* _Set exercise_:
Please print the listing below line by line, with every line unchanged, and leave the pictures out of your answer.

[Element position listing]
··········
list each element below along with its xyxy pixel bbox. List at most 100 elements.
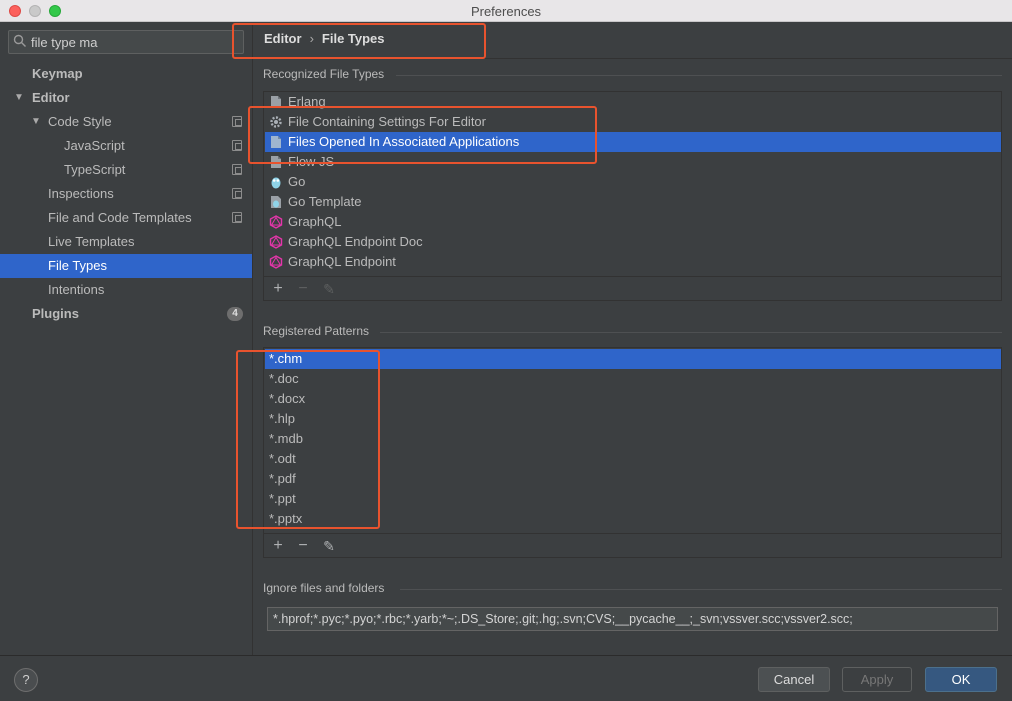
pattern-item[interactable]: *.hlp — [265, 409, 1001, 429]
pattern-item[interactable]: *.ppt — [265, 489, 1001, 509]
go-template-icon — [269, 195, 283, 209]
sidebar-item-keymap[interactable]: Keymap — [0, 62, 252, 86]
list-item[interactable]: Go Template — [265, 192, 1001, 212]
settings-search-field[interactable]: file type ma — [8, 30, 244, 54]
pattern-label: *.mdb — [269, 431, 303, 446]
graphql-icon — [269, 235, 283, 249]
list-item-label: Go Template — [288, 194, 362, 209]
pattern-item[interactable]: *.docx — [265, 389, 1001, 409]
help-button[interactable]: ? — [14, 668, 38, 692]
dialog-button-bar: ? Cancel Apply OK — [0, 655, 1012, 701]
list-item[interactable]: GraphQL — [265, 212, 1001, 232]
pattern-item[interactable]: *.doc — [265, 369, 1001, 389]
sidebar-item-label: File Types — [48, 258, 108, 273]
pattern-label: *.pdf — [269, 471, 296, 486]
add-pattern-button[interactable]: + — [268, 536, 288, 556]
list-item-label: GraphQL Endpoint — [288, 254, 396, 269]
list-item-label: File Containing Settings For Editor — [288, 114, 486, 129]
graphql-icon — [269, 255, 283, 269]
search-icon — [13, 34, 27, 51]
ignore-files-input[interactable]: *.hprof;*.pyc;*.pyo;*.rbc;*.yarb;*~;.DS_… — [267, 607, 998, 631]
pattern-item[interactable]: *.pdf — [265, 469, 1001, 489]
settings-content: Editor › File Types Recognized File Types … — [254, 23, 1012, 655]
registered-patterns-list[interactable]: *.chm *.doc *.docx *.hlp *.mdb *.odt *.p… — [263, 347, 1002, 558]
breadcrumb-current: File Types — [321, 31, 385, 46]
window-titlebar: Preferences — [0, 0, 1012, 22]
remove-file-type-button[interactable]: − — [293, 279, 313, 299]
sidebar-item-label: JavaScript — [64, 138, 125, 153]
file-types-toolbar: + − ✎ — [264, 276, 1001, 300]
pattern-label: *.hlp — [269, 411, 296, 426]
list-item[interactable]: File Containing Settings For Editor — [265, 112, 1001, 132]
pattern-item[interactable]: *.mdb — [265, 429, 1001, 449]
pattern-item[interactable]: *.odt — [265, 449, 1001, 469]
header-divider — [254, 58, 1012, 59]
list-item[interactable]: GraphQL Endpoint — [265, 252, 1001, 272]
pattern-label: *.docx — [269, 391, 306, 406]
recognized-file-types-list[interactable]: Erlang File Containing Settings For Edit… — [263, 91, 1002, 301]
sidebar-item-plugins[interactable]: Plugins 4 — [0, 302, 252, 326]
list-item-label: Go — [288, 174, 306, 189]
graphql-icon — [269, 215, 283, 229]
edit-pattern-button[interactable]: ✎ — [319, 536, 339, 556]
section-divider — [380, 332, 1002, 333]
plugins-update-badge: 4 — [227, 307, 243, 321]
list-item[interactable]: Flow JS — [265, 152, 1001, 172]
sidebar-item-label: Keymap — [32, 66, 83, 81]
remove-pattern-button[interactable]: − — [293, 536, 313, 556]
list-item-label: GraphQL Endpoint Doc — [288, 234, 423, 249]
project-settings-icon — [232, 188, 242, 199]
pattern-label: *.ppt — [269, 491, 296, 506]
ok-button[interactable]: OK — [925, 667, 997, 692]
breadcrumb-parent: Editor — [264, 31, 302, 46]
··········
* _Written solution_:
list each element below along with its xyxy pixel bbox. List at most 100 elements.
pattern-item[interactable]: *.hlp — [265, 409, 1001, 429]
pattern-item[interactable]: *.ppt — [265, 489, 1001, 509]
go-template-icon — [269, 195, 283, 209]
sidebar-item-keymap[interactable]: Keymap — [0, 62, 252, 86]
list-item[interactable]: Go Template — [265, 192, 1001, 212]
settings-search-field[interactable]: file type ma — [8, 30, 244, 54]
pattern-label: *.mdb — [269, 431, 303, 446]
graphql-icon — [269, 235, 283, 249]
list-item-label: Go Template — [288, 194, 362, 209]
pattern-item[interactable]: *.docx — [265, 389, 1001, 409]
help-button[interactable]: ? — [14, 668, 38, 692]
dialog-button-bar: ? Cancel Apply OK — [0, 655, 1012, 701]
list-item[interactable]: GraphQL — [265, 212, 1001, 232]
pattern-item[interactable]: *.doc — [265, 369, 1001, 389]
sidebar-item-label: File Types — [48, 258, 108, 273]
pattern-label: *.pdf — [269, 471, 296, 486]
add-pattern-button[interactable]: + — [268, 536, 288, 556]
list-item-label: GraphQL Endpoint — [288, 254, 396, 269]
list-item-label: File Containing Settings For Editor — [288, 114, 486, 129]
graphql-icon — [269, 255, 283, 269]
search-icon — [13, 34, 27, 51]
ignore-files-input[interactable]: *.hprof;*.pyc;*.pyo;*.rbc;*.yarb;*~;.DS_… — [267, 607, 998, 631]
pattern-item[interactable]: *.pdf — [265, 469, 1001, 489]
settings-content: Editor › File Types Recognized File Types … — [254, 23, 1012, 655]
registered-patterns-list[interactable]: *.chm *.doc *.docx *.hlp *.mdb *.odt *.p… — [263, 347, 1002, 558]
breadcrumb-current: File Types — [321, 31, 385, 46]
window-titlebar: Preferences — [0, 0, 1012, 22]
remove-file-type-button[interactable]: − — [293, 279, 313, 299]
sidebar-item-label: JavaScript — [64, 138, 125, 153]
file-types-toolbar: + − ✎ — [264, 276, 1001, 300]
pattern-label: *.hlp — [269, 411, 296, 426]
list-item[interactable]: File Containing Settings For Editor — [265, 112, 1001, 132]
pattern-item[interactable]: *.mdb — [265, 429, 1001, 449]
pattern-item[interactable]: *.odt — [265, 449, 1001, 469]
header-divider — [254, 58, 1012, 59]
list-item[interactable]: GraphQL Endpoint — [265, 252, 1001, 272]
pattern-label: *.docx — [269, 391, 306, 406]
recognized-file-types-list[interactable]: Erlang File Containing Settings For Edit… — [263, 91, 1002, 301]
sidebar-item-plugins[interactable]: Plugins 4 — [0, 302, 252, 326]
list-item-label: Go — [288, 174, 306, 189]
graphql-icon — [269, 215, 283, 229]
edit-pattern-button[interactable]: ✎ — [319, 536, 339, 556]
section-divider — [380, 332, 1002, 333]
plugins-update-badge: 4 — [227, 307, 243, 321]
list-item[interactable]: Flow JS — [265, 152, 1001, 172]
sidebar-item-label: Keymap — [32, 66, 83, 81]
remove-pattern-button[interactable]: − — [293, 536, 313, 556]
list-item-label: GraphQL Endpoint Doc — [288, 234, 423, 249]
project-settings-icon — [232, 188, 242, 199]
pattern-label: *.ppt — [269, 491, 296, 506]
ok-button[interactable]: OK — [925, 667, 997, 692]
breadcrumb-parent: Editor — [264, 31, 302, 46]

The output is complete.